[Stored data]
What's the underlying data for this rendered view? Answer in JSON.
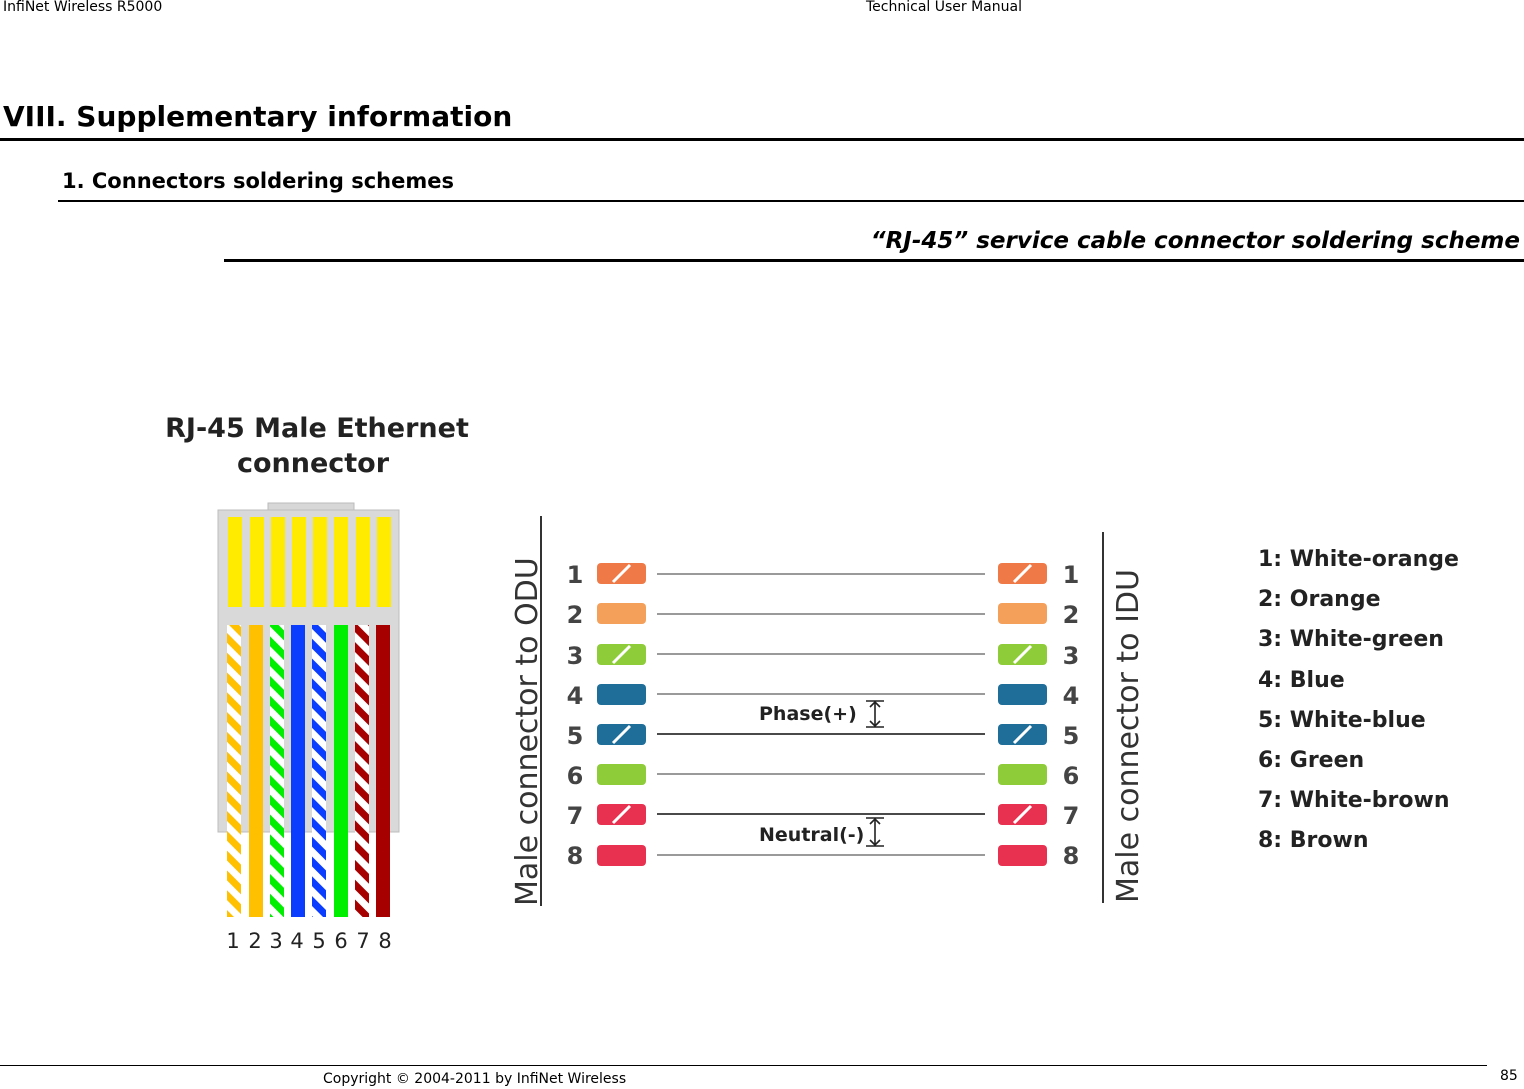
{
  "header": {
    "left": "InfiNet Wireless R5000",
    "right": "Technical User Manual"
  },
  "section": {
    "title": "VIII. Supplementary information",
    "subsection": "1. Connectors soldering schemes",
    "figure_title": "“RJ-45” service cable connector soldering scheme"
  },
  "diagram": {
    "connector_title_line1": "RJ-45 Male Ethernet",
    "connector_title_line2": "connector",
    "pin_numbers": [
      "1",
      "2",
      "3",
      "4",
      "5",
      "6",
      "7",
      "8"
    ],
    "left_vertical_label": "Male connector to ODU",
    "right_vertical_label": "Male connector to IDU",
    "phase_label": "Phase(+)",
    "neutral_label": "Neutral(-)",
    "legend": [
      "1: White-orange",
      "2: Orange",
      "3: White-green",
      "4: Blue",
      "5: White-blue",
      "6: Green",
      "7: White-brown",
      "8: Brown"
    ],
    "colors": {
      "orange": "#f5a05a",
      "orange_stripe": "#ef7a47",
      "green": "#8fcc3a",
      "blue": "#1f6e99",
      "red": "#e83150",
      "plug_yellow": "#ffeb00",
      "wire_orange": "#ffc000",
      "wire_green": "#00ee00",
      "wire_blue": "#0b3dff",
      "wire_brown": "#a70000"
    }
  },
  "footer": {
    "copyright": "Copyright © 2004-2011 by InfiNet Wireless",
    "page": "85"
  }
}
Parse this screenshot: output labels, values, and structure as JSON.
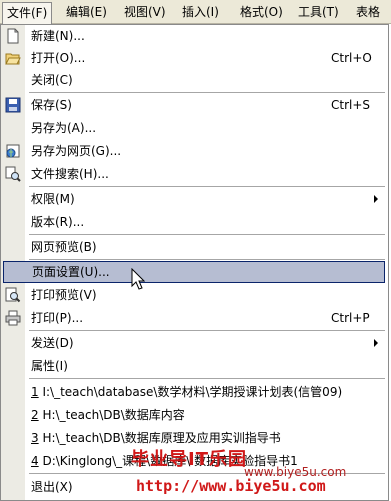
{
  "menubar": {
    "items": [
      {
        "label": "文件(F)"
      },
      {
        "label": "编辑(E)"
      },
      {
        "label": "视图(V)"
      },
      {
        "label": "插入(I)"
      },
      {
        "label": "格式(O)"
      },
      {
        "label": "工具(T)"
      },
      {
        "label": "表格"
      }
    ]
  },
  "menu": {
    "new": {
      "label": "新建(N)...",
      "icon": "new-document-icon"
    },
    "open": {
      "label": "打开(O)...",
      "shortcut": "Ctrl+O",
      "icon": "open-folder-icon"
    },
    "close": {
      "label": "关闭(C)"
    },
    "save": {
      "label": "保存(S)",
      "shortcut": "Ctrl+S",
      "icon": "save-disk-icon"
    },
    "save_as": {
      "label": "另存为(A)..."
    },
    "save_as_web": {
      "label": "另存为网页(G)...",
      "icon": "web-page-icon"
    },
    "file_search": {
      "label": "文件搜索(H)...",
      "icon": "file-search-icon"
    },
    "permission": {
      "label": "权限(M)"
    },
    "version": {
      "label": "版本(R)..."
    },
    "web_preview": {
      "label": "网页预览(B)"
    },
    "page_setup": {
      "label": "页面设置(U)..."
    },
    "print_preview": {
      "label": "打印预览(V)",
      "icon": "print-preview-icon"
    },
    "print": {
      "label": "打印(P)...",
      "shortcut": "Ctrl+P",
      "icon": "printer-icon"
    },
    "send_to": {
      "label": "发送(D)"
    },
    "properties": {
      "label": "属性(I)"
    },
    "recent": [
      {
        "num": "1",
        "path": "I:\\_teach\\database\\数学材料\\学期授课计划表(信管09)"
      },
      {
        "num": "2",
        "path": "H:\\_teach\\DB\\数据库内容"
      },
      {
        "num": "3",
        "path": "H:\\_teach\\DB\\数据库原理及应用实训指导书"
      },
      {
        "num": "4",
        "path": "D:\\Kinglong\\_课程\\数据库\\  数据库实验指导书1"
      }
    ],
    "exit": {
      "label": "退出(X)"
    }
  },
  "watermark": {
    "title": "毕业导IT乐园",
    "url_small": "www.biye5u.com",
    "url_big": "http://www.biye5u.com"
  }
}
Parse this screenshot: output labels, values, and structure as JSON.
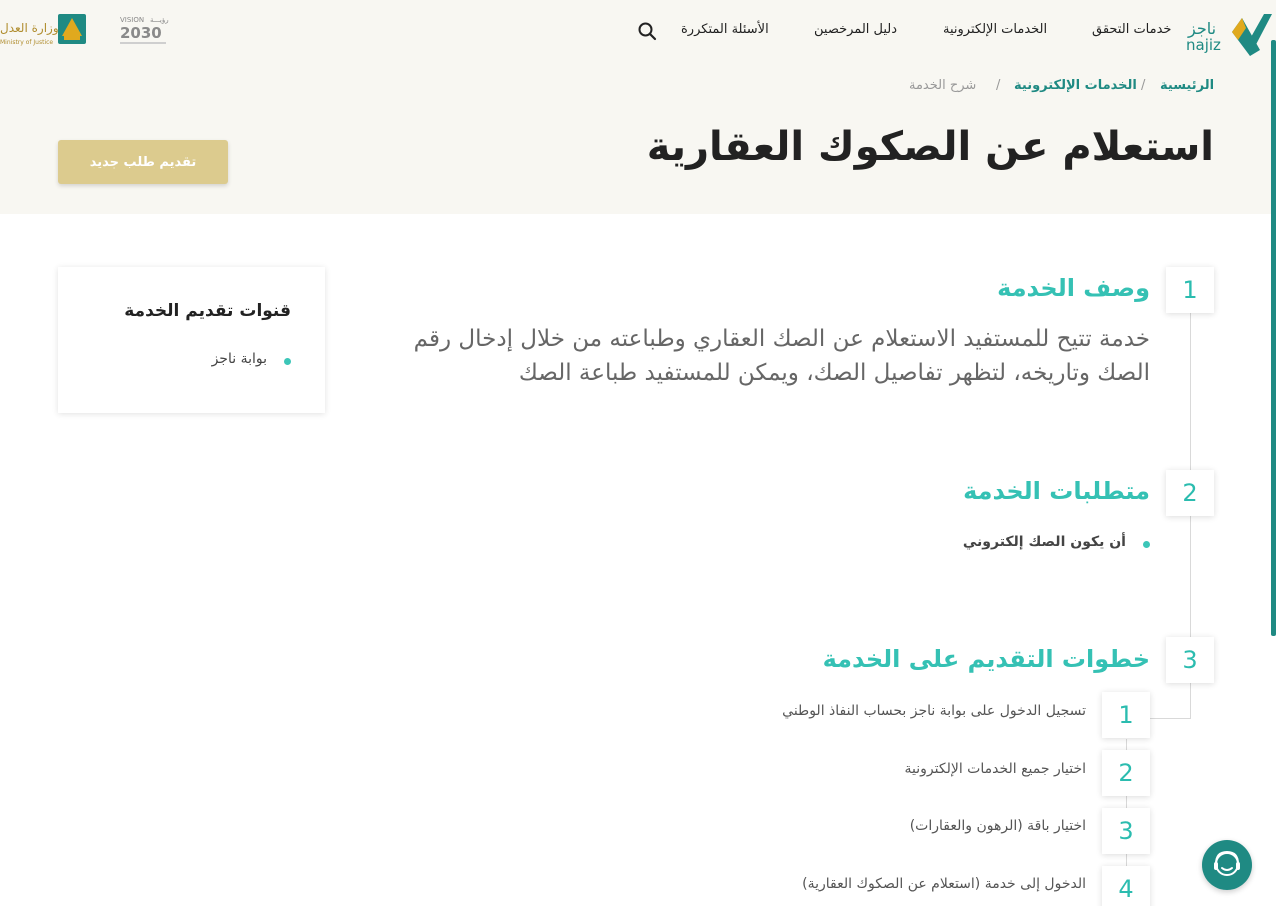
{
  "header": {
    "nav": [
      "خدمات التحقق",
      "الخدمات الإلكترونية",
      "دليل المرخصين",
      "الأسئلة المتكررة"
    ],
    "najiz_logo_ar": "ناجز",
    "najiz_logo_en": "najiz",
    "vision_label": "VISION",
    "vision_ar": "رؤيـــة",
    "vision_year": "2030",
    "moj_ar": "وزارة العدل",
    "moj_en": "Ministry of Justice"
  },
  "breadcrumb": {
    "home": "الرئيسية",
    "section": "الخدمات الإلكترونية",
    "current": "شرح الخدمة",
    "separator": "/"
  },
  "page": {
    "title": "استعلام عن الصكوك العقارية",
    "new_request_button": "تقديم طلب جديد"
  },
  "channels": {
    "title": "قنوات تقديم الخدمة",
    "items": [
      "بوابة ناجز"
    ]
  },
  "sections": [
    {
      "number": "1",
      "title": "وصف الخدمة",
      "description": "خدمة تتيح للمستفيد الاستعلام عن الصك العقاري وطباعته من خلال إدخال رقم الصك وتاريخه، لتظهر تفاصيل الصك، ويمكن للمستفيد طباعة الصك"
    },
    {
      "number": "2",
      "title": "متطلبات الخدمة",
      "requirements": [
        "أن يكون الصك إلكتروني"
      ]
    },
    {
      "number": "3",
      "title": "خطوات التقديم على الخدمة",
      "steps": [
        {
          "number": "1",
          "text": "تسجيل الدخول على بوابة ناجز بحساب النفاذ الوطني"
        },
        {
          "number": "2",
          "text": "اختيار جميع الخدمات الإلكترونية"
        },
        {
          "number": "3",
          "text": "اختيار باقة (الرهون والعقارات)"
        },
        {
          "number": "4",
          "text": "الدخول إلى خدمة (استعلام عن الصكوك العقارية)"
        }
      ]
    }
  ],
  "colors": {
    "teal": "#35c1b4",
    "dark_teal": "#1f8a83",
    "gold": "#dccb8e",
    "hero_bg": "#f8f7f2"
  },
  "icons": {
    "search": "search-icon",
    "support": "headset-icon"
  }
}
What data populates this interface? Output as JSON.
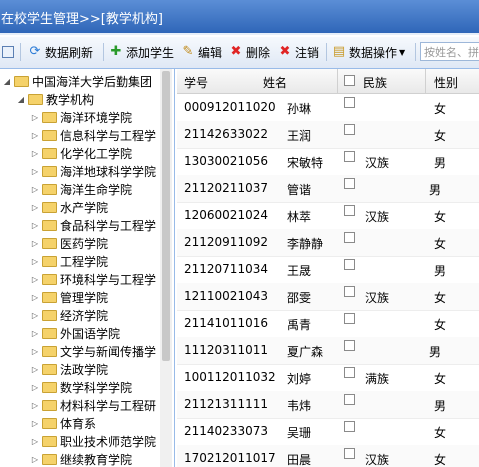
{
  "title": "在校学生管理>>[教学机构]",
  "toolbar": {
    "refresh": "数据刷新",
    "add": "添加学生",
    "edit": "编辑",
    "delete": "删除",
    "cancel": "注销",
    "ops": "数据操作",
    "search_placeholder": "按姓名、拼"
  },
  "tree": {
    "root": "中国海洋大学后勤集团",
    "group": "教学机构",
    "items": [
      "海洋环境学院",
      "信息科学与工程学",
      "化学化工学院",
      "海洋地球科学学院",
      "海洋生命学院",
      "水产学院",
      "食品科学与工程学",
      "医药学院",
      "工程学院",
      "环境科学与工程学",
      "管理学院",
      "经济学院",
      "外国语学院",
      "文学与新闻传播学",
      "法政学院",
      "数学科学学院",
      "材料科学与工程研",
      "体育系",
      "职业技术师范学院",
      "继续教育学院"
    ]
  },
  "grid": {
    "headers": {
      "id": "学号",
      "name": "姓名",
      "ethnic": "民族",
      "gender": "性别"
    },
    "rows": [
      {
        "id": "000912011020",
        "name": "孙琳",
        "ethnic": "",
        "gender": "女"
      },
      {
        "id": "21142633022",
        "name": "王润",
        "ethnic": "",
        "gender": "女"
      },
      {
        "id": "13030021056",
        "name": "宋敏特",
        "ethnic": "汉族",
        "gender": "男"
      },
      {
        "id": "21120211037",
        "name": "管谐",
        "ethnic": "",
        "gender": "男"
      },
      {
        "id": "12060021024",
        "name": "林萃",
        "ethnic": "汉族",
        "gender": "女"
      },
      {
        "id": "21120911092",
        "name": "李静静",
        "ethnic": "",
        "gender": "女"
      },
      {
        "id": "21120711034",
        "name": "王晟",
        "ethnic": "",
        "gender": "男"
      },
      {
        "id": "12110021043",
        "name": "邵雯",
        "ethnic": "汉族",
        "gender": "女"
      },
      {
        "id": "21141011016",
        "name": "禹青",
        "ethnic": "",
        "gender": "女"
      },
      {
        "id": "11120311011",
        "name": "夏广森",
        "ethnic": "",
        "gender": "男"
      },
      {
        "id": "100112011032",
        "name": "刘婷",
        "ethnic": "满族",
        "gender": "女"
      },
      {
        "id": "21121311111",
        "name": "韦炜",
        "ethnic": "",
        "gender": "男"
      },
      {
        "id": "21140233073",
        "name": "吴珊",
        "ethnic": "",
        "gender": "女"
      },
      {
        "id": "170212011017",
        "name": "田晨",
        "ethnic": "汉族",
        "gender": "女"
      }
    ]
  }
}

_Goal of the exercise_. Go through the material and copy out every line with "الخدمة" in it.

_Written solution_.
    "current": "شرح الخدمة",
    "title": "قنوات تقديم الخدمة",
      "title": "وصف الخدمة",
      "title": "متطلبات الخدمة",
      "title": "خطوات التقديم على الخدمة",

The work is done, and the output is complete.